AIM – Copy out every line exactly, passing over the pictures.

DATASET EXTRACT –
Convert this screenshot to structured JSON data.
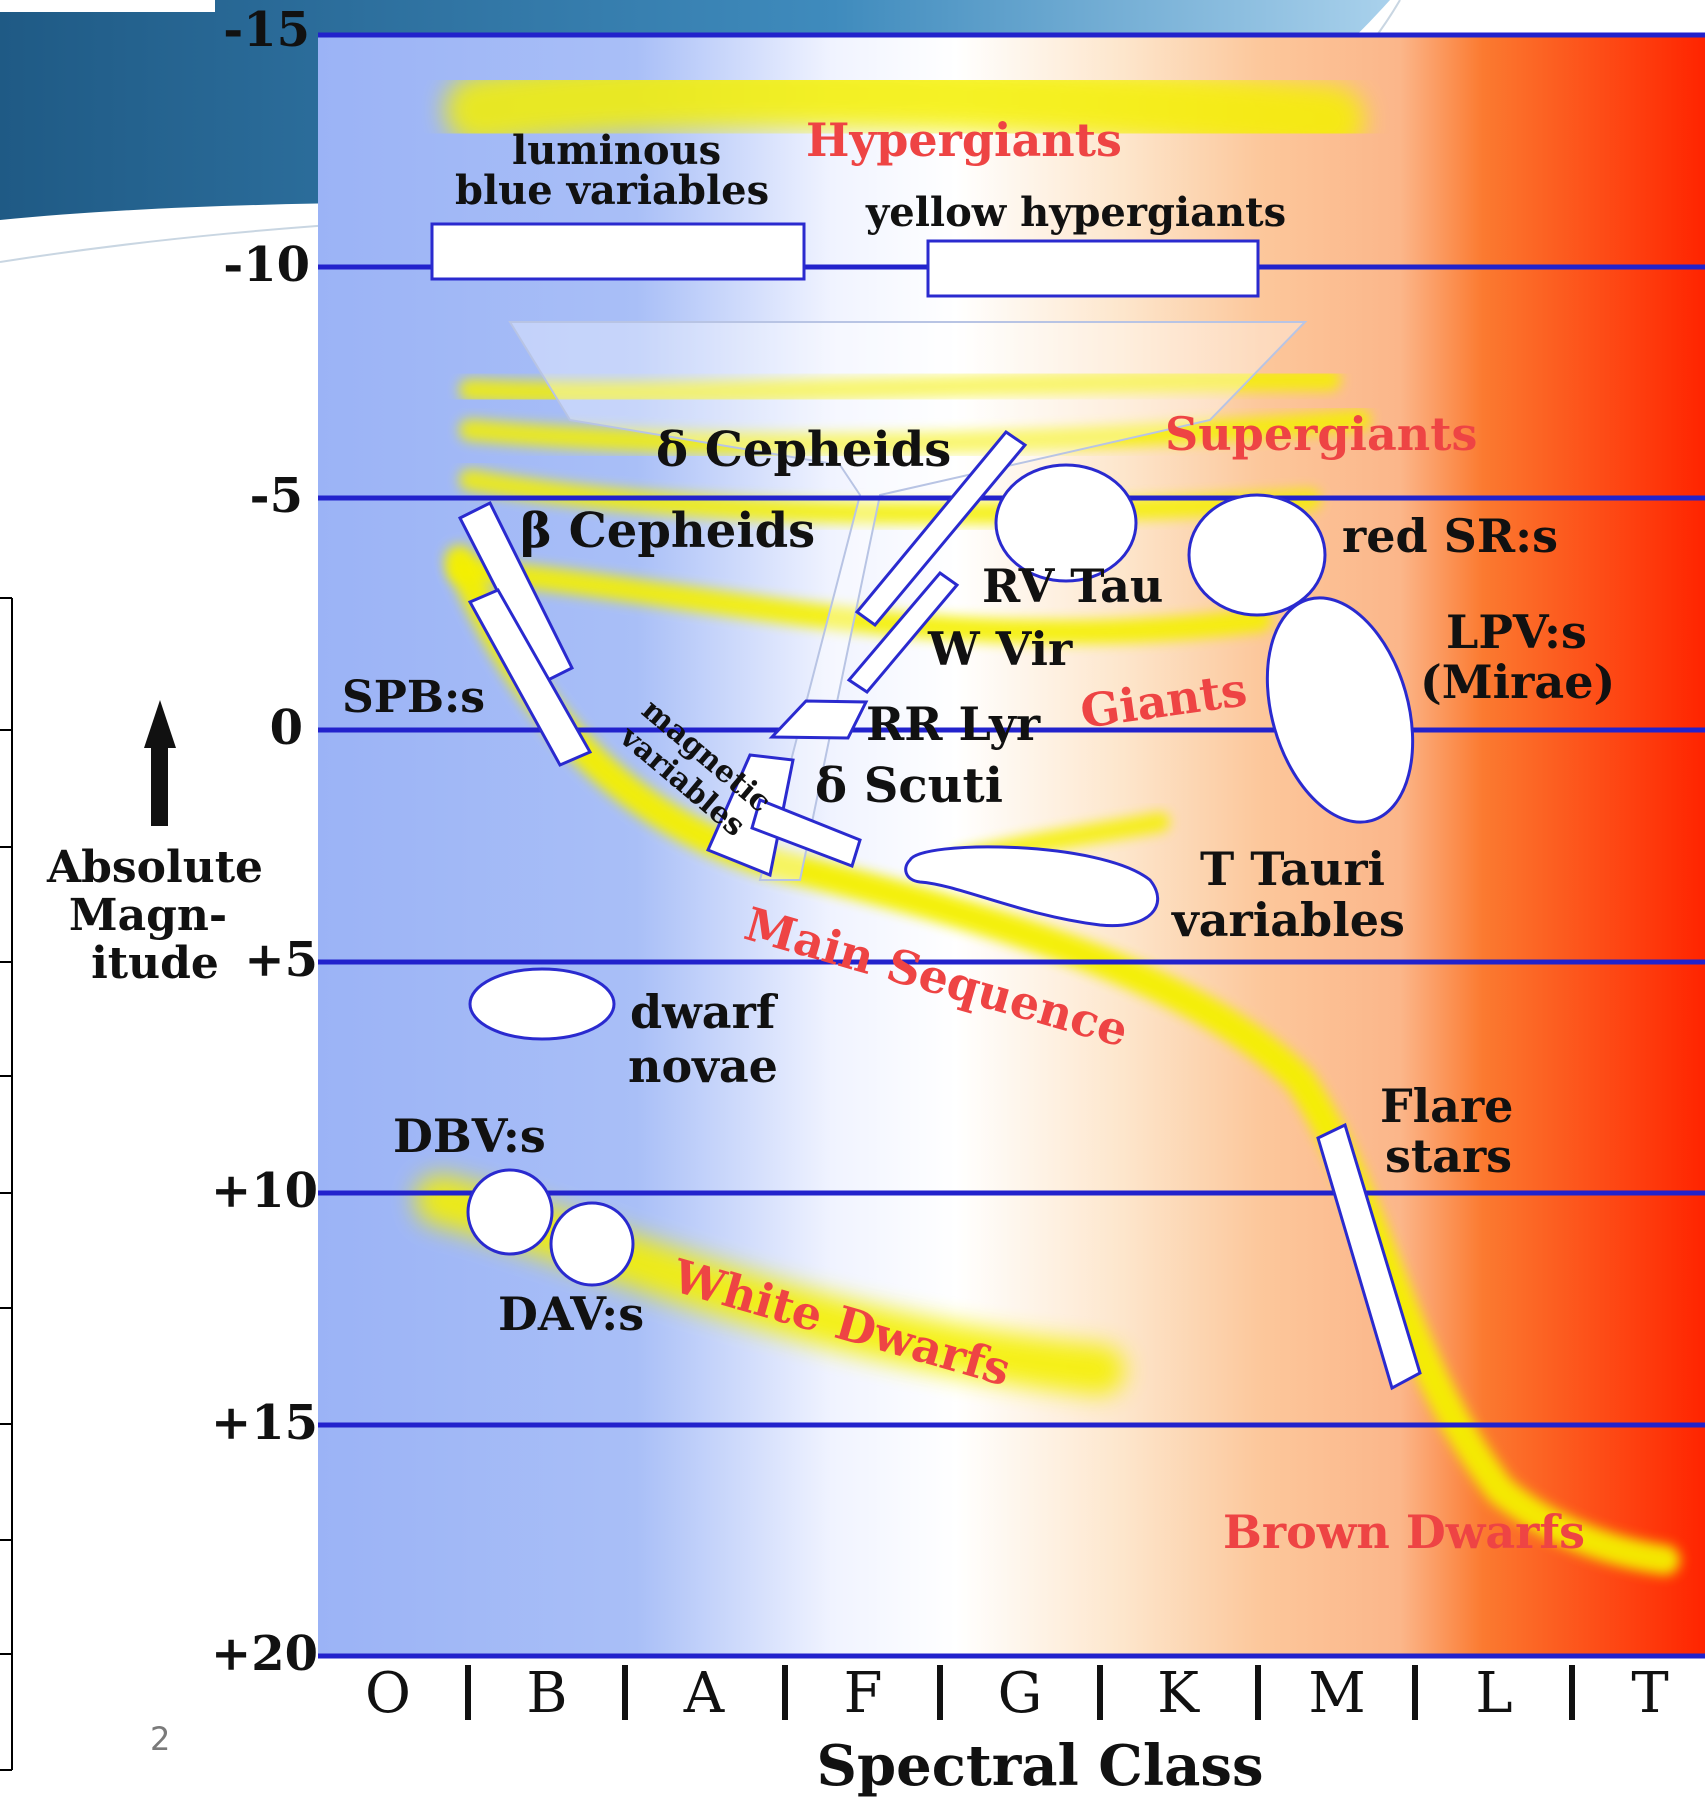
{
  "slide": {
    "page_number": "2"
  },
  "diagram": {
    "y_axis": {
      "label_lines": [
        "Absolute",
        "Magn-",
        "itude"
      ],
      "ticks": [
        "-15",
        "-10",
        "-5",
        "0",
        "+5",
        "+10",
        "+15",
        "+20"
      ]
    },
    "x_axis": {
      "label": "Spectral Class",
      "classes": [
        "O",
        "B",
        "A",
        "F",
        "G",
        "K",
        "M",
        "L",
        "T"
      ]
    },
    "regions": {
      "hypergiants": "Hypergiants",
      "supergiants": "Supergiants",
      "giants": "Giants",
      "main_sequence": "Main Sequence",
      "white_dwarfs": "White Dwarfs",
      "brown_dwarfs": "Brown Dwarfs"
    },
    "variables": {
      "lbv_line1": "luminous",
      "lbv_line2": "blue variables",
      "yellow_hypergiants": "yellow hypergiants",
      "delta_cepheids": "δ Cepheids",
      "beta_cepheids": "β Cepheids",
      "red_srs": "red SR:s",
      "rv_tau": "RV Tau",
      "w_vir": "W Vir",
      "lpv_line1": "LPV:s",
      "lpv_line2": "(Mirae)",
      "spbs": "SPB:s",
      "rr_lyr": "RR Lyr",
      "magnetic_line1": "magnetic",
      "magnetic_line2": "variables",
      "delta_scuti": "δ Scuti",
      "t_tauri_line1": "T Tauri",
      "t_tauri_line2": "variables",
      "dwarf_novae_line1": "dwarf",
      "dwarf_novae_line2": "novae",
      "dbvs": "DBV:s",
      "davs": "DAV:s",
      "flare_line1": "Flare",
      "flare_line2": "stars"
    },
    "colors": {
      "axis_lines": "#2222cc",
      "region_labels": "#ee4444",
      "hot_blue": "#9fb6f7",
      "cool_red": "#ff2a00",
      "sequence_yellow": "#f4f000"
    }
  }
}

RESPONSE TO THIS TASK –
Convert this screenshot to structured JSON data.
{
  "slide": {
    "page_number": "2"
  },
  "diagram": {
    "y_axis": {
      "label_lines": [
        "Absolute",
        "Magn-",
        "itude"
      ],
      "ticks": [
        "-15",
        "-10",
        "-5",
        "0",
        "+5",
        "+10",
        "+15",
        "+20"
      ]
    },
    "x_axis": {
      "label": "Spectral Class",
      "classes": [
        "O",
        "B",
        "A",
        "F",
        "G",
        "K",
        "M",
        "L",
        "T"
      ]
    },
    "regions": {
      "hypergiants": "Hypergiants",
      "supergiants": "Supergiants",
      "giants": "Giants",
      "main_sequence": "Main Sequence",
      "white_dwarfs": "White Dwarfs",
      "brown_dwarfs": "Brown Dwarfs"
    },
    "variables": {
      "lbv_line1": "luminous",
      "lbv_line2": "blue variables",
      "yellow_hypergiants": "yellow hypergiants",
      "delta_cepheids": "δ Cepheids",
      "beta_cepheids": "β Cepheids",
      "red_srs": "red SR:s",
      "rv_tau": "RV Tau",
      "w_vir": "W Vir",
      "lpv_line1": "LPV:s",
      "lpv_line2": "(Mirae)",
      "spbs": "SPB:s",
      "rr_lyr": "RR Lyr",
      "magnetic_line1": "magnetic",
      "magnetic_line2": "variables",
      "delta_scuti": "δ Scuti",
      "t_tauri_line1": "T Tauri",
      "t_tauri_line2": "variables",
      "dwarf_novae_line1": "dwarf",
      "dwarf_novae_line2": "novae",
      "dbvs": "DBV:s",
      "davs": "DAV:s",
      "flare_line1": "Flare",
      "flare_line2": "stars"
    },
    "colors": {
      "axis_lines": "#2222cc",
      "region_labels": "#ee4444",
      "hot_blue": "#9fb6f7",
      "cool_red": "#ff2a00",
      "sequence_yellow": "#f4f000"
    }
  }
}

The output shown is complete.